** Begin **

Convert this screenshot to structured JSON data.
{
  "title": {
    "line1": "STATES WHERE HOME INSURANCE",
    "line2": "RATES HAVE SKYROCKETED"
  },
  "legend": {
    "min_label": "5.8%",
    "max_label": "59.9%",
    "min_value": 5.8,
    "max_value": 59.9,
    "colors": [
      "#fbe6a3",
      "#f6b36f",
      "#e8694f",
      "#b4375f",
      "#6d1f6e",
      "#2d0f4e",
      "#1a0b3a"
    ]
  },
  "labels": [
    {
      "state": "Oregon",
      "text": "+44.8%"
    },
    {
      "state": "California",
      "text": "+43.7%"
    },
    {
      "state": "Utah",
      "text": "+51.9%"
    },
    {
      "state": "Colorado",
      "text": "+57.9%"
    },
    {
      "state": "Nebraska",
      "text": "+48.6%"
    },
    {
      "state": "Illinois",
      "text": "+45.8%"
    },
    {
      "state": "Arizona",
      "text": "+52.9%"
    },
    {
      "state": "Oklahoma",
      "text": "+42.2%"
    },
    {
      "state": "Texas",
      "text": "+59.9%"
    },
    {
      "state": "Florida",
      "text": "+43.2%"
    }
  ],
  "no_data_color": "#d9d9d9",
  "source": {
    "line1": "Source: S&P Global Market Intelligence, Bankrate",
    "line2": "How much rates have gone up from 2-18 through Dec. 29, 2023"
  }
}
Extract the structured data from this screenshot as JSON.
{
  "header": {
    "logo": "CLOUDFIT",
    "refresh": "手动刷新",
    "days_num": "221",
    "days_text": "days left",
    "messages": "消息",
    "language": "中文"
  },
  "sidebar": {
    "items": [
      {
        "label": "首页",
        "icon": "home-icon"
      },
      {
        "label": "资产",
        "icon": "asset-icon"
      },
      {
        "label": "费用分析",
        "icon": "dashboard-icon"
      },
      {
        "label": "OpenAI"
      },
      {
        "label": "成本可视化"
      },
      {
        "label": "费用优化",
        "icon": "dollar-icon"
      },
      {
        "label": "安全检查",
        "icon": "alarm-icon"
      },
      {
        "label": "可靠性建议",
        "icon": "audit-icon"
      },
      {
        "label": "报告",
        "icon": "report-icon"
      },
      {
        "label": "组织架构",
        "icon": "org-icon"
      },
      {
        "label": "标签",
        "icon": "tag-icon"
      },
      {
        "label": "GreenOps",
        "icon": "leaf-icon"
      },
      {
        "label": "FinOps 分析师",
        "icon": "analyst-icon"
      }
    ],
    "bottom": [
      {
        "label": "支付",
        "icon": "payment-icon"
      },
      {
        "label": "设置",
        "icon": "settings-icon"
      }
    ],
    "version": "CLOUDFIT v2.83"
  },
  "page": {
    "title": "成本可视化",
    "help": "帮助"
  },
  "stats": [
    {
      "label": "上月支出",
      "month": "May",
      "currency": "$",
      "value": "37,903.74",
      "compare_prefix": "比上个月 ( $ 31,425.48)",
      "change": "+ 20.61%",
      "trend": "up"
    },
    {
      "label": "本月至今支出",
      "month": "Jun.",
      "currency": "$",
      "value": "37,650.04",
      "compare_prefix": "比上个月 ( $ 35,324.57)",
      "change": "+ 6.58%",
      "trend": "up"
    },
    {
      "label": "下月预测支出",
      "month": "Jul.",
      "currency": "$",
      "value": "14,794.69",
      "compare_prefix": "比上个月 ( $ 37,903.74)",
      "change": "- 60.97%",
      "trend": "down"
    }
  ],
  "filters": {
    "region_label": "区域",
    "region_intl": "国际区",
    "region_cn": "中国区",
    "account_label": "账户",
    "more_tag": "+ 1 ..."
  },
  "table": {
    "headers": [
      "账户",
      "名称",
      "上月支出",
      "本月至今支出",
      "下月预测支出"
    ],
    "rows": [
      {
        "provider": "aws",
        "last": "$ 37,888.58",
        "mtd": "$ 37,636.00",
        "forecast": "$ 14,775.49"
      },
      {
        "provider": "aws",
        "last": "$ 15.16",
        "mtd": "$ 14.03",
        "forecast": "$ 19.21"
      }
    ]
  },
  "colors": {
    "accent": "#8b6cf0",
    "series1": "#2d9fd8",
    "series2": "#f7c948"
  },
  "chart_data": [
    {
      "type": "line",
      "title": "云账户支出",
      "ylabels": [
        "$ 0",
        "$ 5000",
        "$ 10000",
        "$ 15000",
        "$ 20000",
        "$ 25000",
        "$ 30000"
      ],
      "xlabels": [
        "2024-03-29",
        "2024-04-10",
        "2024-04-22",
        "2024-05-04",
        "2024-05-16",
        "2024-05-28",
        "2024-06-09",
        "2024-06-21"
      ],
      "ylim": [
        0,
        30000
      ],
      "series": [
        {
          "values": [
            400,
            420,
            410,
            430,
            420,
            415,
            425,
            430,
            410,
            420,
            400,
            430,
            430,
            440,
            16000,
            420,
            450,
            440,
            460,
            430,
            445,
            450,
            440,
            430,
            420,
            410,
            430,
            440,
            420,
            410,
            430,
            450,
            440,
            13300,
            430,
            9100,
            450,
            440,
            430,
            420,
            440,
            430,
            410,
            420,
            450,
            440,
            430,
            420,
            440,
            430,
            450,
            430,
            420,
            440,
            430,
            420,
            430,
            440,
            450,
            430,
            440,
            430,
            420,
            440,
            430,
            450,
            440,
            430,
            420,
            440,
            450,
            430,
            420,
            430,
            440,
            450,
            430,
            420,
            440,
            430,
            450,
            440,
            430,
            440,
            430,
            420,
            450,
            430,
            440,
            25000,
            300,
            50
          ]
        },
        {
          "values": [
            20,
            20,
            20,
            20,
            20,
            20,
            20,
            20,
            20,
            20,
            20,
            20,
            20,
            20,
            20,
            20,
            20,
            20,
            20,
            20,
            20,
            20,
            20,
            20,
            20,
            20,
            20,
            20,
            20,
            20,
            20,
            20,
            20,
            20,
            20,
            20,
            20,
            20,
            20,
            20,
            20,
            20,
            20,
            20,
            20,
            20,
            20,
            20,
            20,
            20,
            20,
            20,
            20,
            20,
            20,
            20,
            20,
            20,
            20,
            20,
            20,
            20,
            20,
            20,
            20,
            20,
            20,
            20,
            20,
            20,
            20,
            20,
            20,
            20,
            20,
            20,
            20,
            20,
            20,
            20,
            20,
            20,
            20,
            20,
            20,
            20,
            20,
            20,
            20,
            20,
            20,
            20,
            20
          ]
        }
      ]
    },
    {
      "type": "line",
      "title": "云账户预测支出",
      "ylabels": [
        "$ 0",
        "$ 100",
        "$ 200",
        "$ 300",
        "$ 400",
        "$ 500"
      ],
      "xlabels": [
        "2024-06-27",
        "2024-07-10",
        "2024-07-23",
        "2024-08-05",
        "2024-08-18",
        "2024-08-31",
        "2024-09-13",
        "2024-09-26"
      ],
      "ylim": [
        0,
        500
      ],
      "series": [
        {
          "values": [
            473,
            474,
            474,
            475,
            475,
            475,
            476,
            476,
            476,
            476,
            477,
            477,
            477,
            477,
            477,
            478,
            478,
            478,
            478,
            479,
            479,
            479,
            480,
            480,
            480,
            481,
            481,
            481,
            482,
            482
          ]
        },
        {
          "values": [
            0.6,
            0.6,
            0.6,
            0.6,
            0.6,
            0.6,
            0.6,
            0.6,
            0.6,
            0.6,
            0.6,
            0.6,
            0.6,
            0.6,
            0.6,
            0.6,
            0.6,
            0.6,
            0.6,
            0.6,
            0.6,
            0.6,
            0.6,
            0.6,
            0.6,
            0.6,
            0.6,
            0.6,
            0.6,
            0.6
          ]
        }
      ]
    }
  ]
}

** End **

Make a list of all lines in the data that contain "from".

• _WRITTEN SOLUTION_:
    "line2": "How much rates have gone up from 2-18 through Dec. 29, 2023"
Extract the structured data from this screenshot as JSON.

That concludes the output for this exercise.